[TEXT PROVIDED]
[start]

MIAMI (AP) _ A block-long line of mourners waited outside a funeral home Sunday to pay final respects to a former commissioner who shot himself to death in the lobby of The Miami Herald building.

About 2,000 people attended the public viewing for Arthur Teele Jr., 59, who shot himself in the newspaper’s lobby Wednesday, the same day another newspaper published lurid accusations against him. He had recently been convicted of threatening a police officer and indicted on federal corruption charges.

``We will never let his name die ... And the good deeds that he has done,″ friend Resshelle Burnes-Davis said.

Teele, often described as one of the first influential black Republicans in Miami, was widely regarded as a talented, though sometimes abrasive, politician. He once punched a lobbyist in the face to prove his political loyalties.

Many mourners blamed the media for Teele’s suicide.

``He was convicted without a trial. The media was the judge and jury. He was tried in the media, but sentenced himself,″ mourner Nerissa Cannon said.

Hours after Teele’s death, the Herald fired columnist Jim DeFede for secretly taping a phone conversation with him. The secret taping was a possible violation of state law and the newspaper’s ethical standards.

The day Teele killed himself, the Miami New Times published a report online titled ``Tales of Teele: Sleaze Stories.″ The weekly newspaper’s story was largely based on police reports and detailed Teele’s alleged contacts with drug dealers, reputed homosexual affairs and the corruption charges.

Across the street from the funeral home, about a dozen protesters gathered behind two large wooden signs that urged people to not buy either of the newspapers.

[end]

[AIM OF THE EXERCISE] Rewrite the paragraph of the news report above that begins "The day Teele killed himself" as a short bulleted list that keeps its main facts.

[DATA LISTING]
[start]

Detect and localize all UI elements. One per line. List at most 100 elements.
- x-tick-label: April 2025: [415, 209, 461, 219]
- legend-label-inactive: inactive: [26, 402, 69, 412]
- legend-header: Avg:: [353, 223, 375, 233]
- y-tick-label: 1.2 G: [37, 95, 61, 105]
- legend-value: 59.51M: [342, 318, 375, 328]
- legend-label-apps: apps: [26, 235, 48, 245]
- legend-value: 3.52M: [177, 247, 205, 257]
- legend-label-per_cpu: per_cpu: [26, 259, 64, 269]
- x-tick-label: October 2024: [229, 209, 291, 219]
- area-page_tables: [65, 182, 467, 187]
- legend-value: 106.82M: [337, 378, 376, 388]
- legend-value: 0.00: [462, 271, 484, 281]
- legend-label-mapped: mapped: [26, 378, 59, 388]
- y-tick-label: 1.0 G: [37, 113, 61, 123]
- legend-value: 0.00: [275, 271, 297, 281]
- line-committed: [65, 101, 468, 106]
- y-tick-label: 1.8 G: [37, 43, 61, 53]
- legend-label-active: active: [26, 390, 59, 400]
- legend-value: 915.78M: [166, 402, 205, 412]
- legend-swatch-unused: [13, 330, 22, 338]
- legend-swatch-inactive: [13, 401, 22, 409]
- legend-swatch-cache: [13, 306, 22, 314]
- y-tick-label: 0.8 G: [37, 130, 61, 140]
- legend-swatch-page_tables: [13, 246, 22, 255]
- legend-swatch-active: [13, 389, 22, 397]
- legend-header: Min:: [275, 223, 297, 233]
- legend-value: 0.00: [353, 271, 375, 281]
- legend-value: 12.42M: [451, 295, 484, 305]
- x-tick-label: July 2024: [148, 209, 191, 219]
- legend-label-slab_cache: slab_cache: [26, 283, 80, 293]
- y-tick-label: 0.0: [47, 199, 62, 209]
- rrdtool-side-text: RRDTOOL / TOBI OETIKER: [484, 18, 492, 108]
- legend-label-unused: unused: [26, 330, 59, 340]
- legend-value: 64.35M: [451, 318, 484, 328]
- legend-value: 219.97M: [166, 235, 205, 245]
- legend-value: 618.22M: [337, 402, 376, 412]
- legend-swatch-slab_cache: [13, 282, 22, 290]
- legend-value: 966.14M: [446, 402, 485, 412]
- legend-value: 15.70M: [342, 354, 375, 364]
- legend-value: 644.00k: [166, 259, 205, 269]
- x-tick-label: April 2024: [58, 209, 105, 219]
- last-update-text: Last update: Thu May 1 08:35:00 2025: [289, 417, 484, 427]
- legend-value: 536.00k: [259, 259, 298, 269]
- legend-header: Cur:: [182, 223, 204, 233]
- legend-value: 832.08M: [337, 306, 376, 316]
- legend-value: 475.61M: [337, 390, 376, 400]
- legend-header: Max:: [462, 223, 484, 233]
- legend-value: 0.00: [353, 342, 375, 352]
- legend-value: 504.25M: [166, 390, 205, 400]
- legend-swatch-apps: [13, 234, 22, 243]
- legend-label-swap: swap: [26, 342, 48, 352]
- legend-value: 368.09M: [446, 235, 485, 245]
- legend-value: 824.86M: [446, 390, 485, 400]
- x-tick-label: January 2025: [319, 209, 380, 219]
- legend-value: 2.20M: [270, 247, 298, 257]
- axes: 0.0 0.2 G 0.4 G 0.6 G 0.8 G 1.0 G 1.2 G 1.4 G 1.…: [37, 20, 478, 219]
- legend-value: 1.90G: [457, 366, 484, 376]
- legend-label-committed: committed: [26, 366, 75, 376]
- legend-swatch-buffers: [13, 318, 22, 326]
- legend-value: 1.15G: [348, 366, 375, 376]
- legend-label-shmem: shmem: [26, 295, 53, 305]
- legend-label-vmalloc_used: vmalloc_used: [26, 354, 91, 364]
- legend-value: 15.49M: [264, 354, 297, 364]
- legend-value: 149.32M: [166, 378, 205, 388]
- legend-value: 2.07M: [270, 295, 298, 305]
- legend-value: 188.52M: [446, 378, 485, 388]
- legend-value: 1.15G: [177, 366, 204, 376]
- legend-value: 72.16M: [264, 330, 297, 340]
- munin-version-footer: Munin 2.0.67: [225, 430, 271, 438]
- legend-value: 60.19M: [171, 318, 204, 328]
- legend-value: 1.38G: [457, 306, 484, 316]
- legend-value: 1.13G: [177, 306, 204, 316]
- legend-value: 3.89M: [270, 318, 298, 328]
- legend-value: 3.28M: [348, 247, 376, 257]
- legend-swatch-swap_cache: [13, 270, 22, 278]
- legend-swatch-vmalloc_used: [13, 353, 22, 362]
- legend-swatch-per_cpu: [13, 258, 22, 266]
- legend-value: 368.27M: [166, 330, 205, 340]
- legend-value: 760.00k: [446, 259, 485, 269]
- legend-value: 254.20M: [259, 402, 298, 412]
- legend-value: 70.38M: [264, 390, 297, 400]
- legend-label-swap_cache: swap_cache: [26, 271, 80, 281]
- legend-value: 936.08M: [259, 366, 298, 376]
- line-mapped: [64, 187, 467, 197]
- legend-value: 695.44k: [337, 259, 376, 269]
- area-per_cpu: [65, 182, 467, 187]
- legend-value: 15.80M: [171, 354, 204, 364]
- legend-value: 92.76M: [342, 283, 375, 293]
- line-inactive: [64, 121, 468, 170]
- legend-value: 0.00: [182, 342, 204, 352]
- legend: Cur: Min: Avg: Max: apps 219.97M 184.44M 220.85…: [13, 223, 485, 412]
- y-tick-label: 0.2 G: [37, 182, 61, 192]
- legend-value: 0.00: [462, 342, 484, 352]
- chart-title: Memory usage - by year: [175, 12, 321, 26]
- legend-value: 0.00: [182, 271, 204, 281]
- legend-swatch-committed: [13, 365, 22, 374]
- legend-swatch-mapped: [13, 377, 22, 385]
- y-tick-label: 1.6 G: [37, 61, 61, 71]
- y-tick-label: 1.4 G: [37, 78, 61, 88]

[end]

[COMPLETED EXERCISE]
- On the day Teele killed himself, the Miami New Times published a report online titled "Tales of Teele: Sleaze Stories."
- The weekly newspaper's story was largely based on police reports.
- It detailed Teele's alleged contacts with drug dealers, his reputed homosexual affairs and the corruption charges.